--- Start of INPUT RECORDS ---
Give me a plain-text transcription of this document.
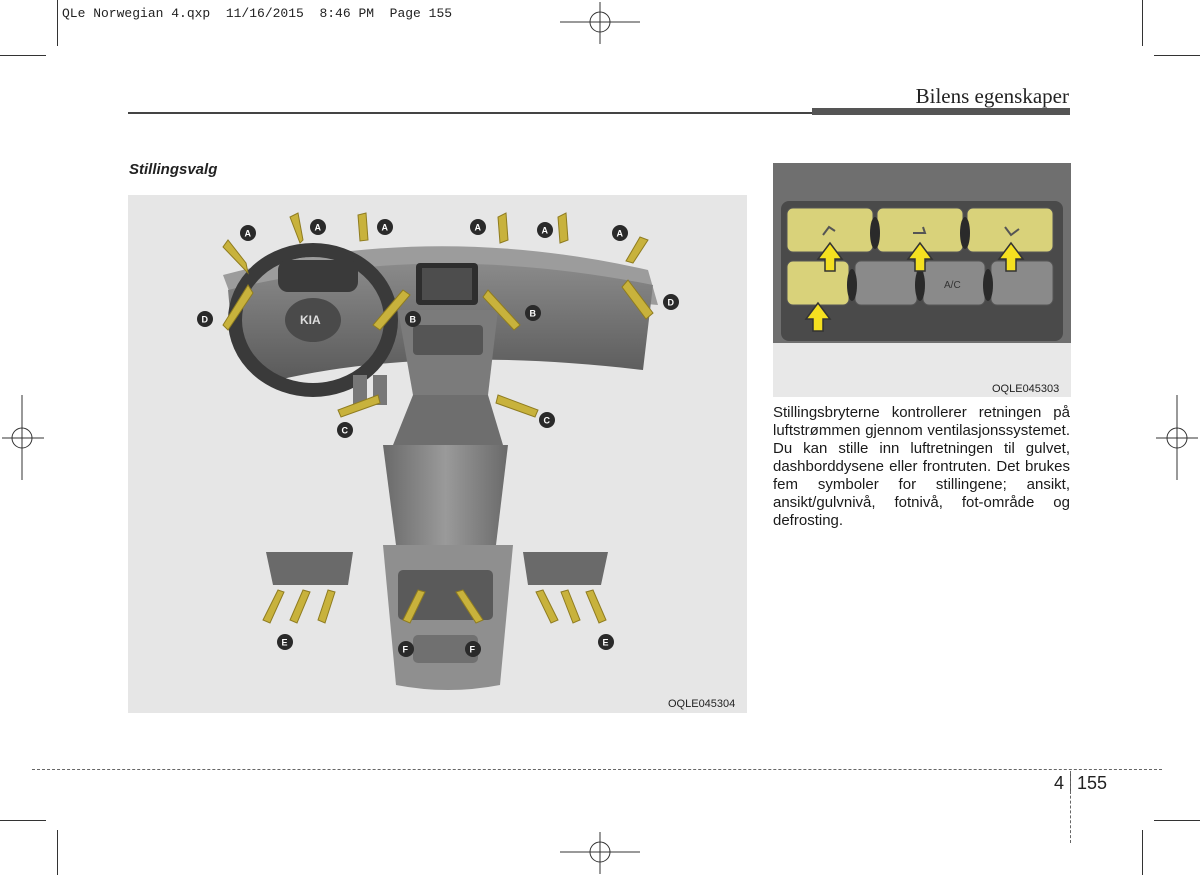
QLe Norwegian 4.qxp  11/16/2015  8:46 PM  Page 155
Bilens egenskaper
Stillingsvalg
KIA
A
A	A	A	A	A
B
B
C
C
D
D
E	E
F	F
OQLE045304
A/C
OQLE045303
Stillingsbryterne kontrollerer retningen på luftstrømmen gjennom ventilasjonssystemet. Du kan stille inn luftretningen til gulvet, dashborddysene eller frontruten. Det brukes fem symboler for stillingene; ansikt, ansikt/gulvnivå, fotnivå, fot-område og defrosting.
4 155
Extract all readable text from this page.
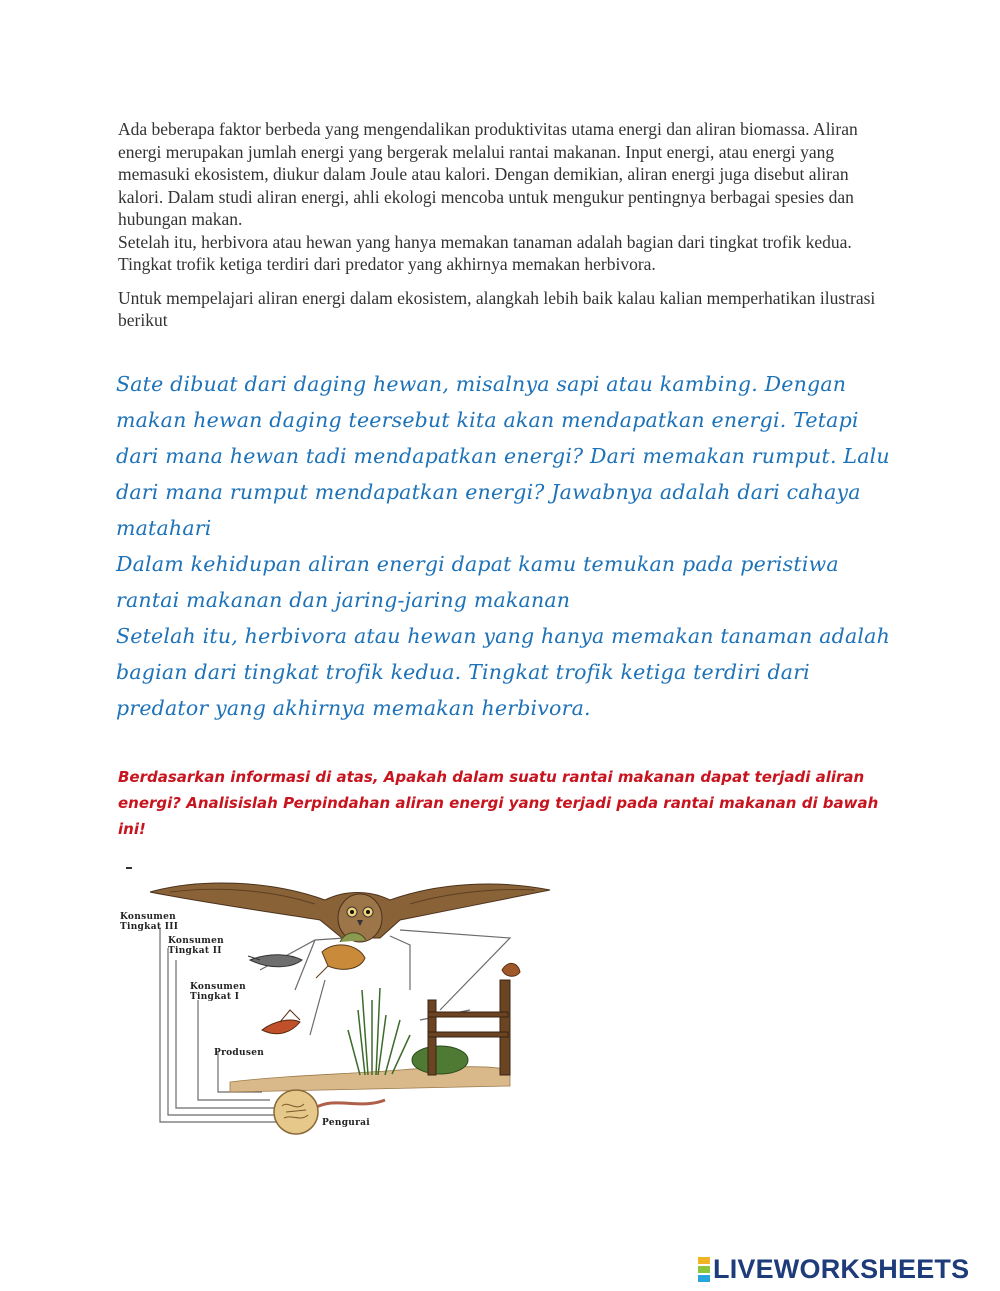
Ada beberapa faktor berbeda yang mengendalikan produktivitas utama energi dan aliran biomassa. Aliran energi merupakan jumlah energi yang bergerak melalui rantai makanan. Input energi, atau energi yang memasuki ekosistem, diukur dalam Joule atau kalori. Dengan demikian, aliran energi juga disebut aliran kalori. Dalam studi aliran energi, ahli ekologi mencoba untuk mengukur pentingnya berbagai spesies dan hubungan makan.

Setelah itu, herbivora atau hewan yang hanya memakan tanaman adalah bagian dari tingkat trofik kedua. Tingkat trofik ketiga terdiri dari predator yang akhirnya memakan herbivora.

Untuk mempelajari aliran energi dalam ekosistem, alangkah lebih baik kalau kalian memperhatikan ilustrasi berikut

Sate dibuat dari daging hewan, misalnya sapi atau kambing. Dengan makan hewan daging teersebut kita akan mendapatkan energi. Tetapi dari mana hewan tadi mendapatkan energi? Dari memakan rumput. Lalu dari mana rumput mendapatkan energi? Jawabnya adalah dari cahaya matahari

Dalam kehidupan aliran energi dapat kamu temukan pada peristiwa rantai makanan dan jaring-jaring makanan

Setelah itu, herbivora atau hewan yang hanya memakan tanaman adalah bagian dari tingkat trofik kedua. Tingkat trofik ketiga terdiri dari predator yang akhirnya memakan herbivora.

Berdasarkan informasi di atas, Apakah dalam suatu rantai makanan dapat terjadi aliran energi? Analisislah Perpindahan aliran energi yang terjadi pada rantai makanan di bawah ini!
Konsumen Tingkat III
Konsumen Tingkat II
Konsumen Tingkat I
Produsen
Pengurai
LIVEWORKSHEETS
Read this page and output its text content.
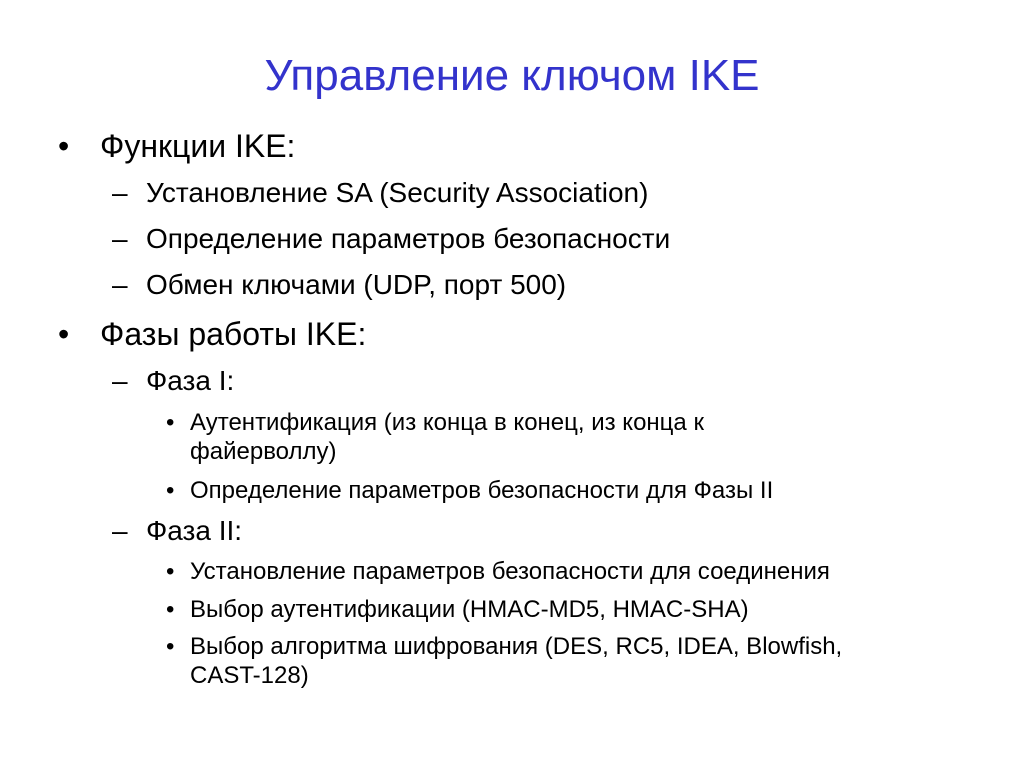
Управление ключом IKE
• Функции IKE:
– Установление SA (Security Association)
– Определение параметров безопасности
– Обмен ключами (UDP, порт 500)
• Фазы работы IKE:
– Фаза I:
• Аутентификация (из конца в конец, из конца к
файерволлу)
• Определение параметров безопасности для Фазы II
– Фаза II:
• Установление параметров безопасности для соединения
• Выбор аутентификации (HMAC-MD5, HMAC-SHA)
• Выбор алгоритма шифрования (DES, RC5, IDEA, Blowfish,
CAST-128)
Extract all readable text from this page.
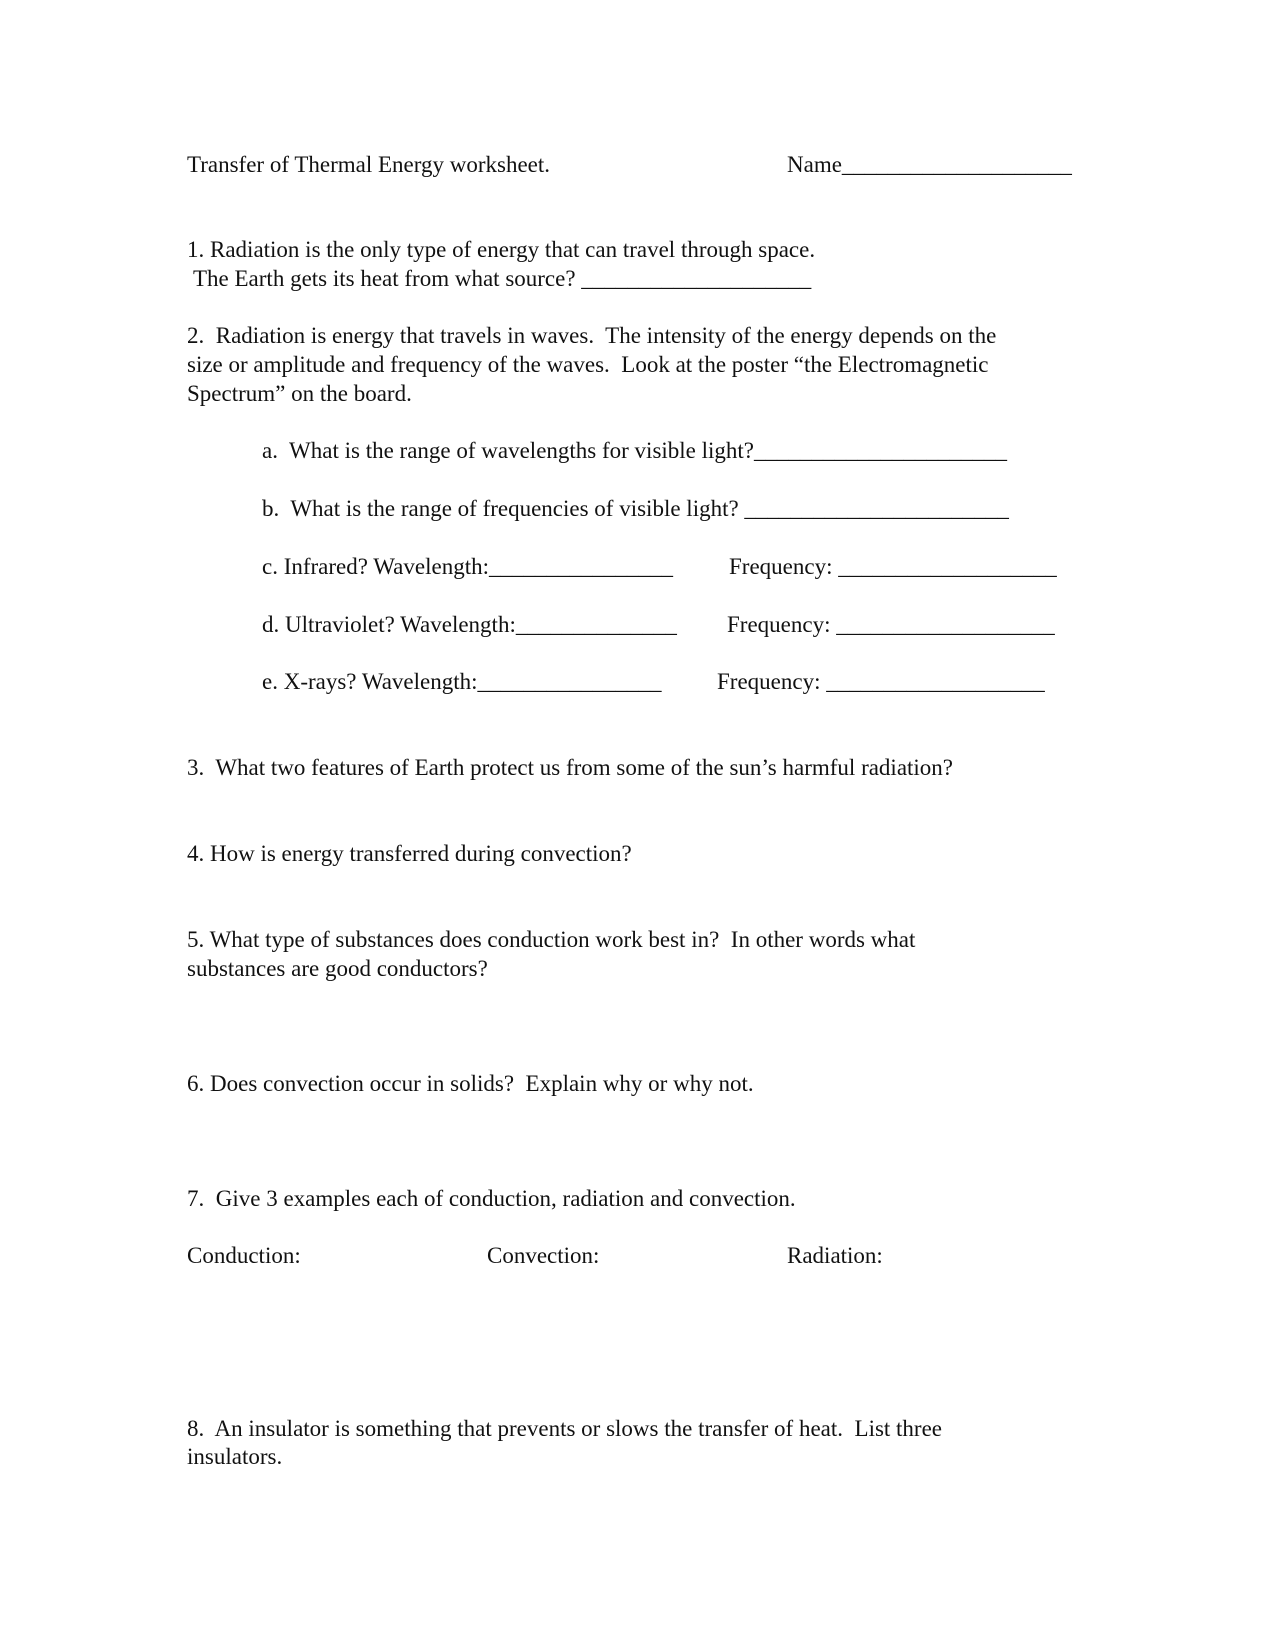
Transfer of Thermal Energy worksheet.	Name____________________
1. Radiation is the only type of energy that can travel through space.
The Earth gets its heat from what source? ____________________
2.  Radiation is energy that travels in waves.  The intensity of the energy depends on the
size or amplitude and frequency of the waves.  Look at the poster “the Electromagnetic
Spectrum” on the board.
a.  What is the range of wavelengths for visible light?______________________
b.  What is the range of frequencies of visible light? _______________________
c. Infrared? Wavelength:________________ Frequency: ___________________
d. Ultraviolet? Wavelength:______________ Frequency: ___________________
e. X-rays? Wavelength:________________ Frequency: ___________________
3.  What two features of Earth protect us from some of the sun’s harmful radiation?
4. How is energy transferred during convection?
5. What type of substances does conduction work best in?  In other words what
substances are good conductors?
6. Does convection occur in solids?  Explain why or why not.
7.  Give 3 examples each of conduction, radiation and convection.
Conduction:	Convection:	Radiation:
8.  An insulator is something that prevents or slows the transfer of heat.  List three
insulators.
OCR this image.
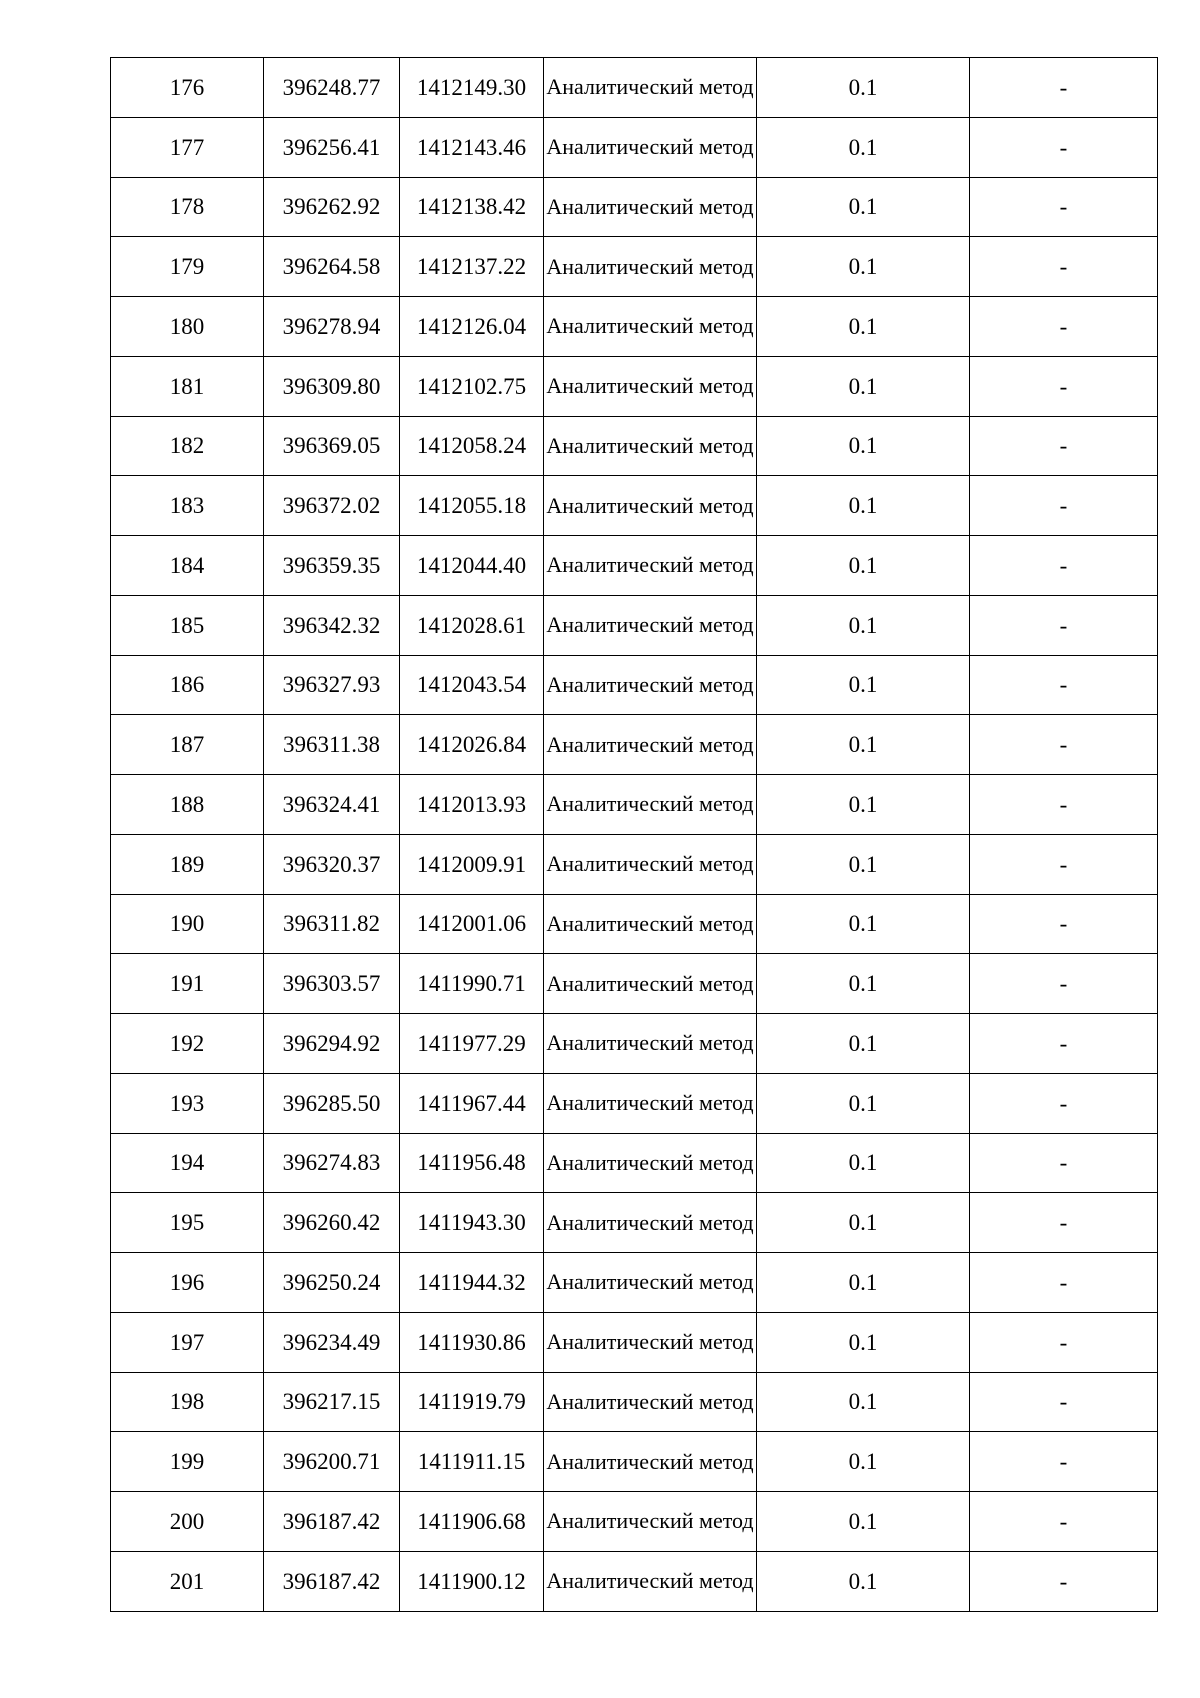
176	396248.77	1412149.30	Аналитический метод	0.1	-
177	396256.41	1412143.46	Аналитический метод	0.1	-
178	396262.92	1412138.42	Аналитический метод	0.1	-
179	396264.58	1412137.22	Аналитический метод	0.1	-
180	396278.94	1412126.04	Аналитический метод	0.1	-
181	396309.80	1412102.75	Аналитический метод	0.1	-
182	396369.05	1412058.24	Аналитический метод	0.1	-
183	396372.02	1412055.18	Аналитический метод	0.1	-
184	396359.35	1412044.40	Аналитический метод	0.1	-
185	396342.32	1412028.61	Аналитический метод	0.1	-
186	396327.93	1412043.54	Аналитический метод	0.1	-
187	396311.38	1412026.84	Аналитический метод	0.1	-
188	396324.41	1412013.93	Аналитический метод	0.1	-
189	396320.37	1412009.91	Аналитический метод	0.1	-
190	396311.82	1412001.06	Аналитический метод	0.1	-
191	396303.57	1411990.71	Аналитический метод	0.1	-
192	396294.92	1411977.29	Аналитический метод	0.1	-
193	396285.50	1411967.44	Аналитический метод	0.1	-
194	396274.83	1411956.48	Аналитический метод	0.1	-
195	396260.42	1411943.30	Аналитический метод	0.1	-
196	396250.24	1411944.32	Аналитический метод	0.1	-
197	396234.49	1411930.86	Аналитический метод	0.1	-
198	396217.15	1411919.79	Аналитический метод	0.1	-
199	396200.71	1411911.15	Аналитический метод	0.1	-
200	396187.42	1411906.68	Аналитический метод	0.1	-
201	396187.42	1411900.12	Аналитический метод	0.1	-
--- End of INPUT RECORDS ---
Report how many lines in the listing above include the word "Фазы". Give nothing but the number.

2